Stored data:
-- Begin --
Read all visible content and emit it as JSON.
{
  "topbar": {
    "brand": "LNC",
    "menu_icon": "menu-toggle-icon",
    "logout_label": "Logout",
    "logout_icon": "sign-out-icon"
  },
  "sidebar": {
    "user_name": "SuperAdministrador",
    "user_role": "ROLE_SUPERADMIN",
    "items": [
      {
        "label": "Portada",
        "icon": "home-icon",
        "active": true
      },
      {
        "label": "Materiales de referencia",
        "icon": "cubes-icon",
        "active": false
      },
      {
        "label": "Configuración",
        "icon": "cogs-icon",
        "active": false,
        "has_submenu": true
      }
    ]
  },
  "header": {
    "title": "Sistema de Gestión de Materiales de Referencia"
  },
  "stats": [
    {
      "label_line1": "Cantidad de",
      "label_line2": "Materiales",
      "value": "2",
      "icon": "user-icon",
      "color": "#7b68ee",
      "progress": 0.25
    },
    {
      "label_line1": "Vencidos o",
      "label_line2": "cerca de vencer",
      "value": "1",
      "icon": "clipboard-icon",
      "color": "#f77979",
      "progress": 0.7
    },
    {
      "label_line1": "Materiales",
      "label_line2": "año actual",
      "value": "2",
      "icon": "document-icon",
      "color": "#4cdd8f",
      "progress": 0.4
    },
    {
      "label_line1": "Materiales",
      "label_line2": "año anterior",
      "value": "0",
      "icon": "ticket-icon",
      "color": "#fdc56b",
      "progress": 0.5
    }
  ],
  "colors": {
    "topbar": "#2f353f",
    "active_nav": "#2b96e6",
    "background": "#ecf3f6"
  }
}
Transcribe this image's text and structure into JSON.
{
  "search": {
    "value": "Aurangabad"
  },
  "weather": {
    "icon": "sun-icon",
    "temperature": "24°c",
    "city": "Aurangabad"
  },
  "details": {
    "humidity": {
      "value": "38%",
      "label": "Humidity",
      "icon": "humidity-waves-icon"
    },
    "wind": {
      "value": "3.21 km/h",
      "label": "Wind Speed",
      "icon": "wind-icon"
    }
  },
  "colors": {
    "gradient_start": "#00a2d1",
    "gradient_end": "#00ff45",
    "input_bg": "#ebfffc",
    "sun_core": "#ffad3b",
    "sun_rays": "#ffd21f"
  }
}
-- End --
WHAT NEEDS TO BE DONE ▸ Above are entries; state the number of lines among them that contain "JSON", and nothing else.

PROBLEM SOLUTION ▸ 2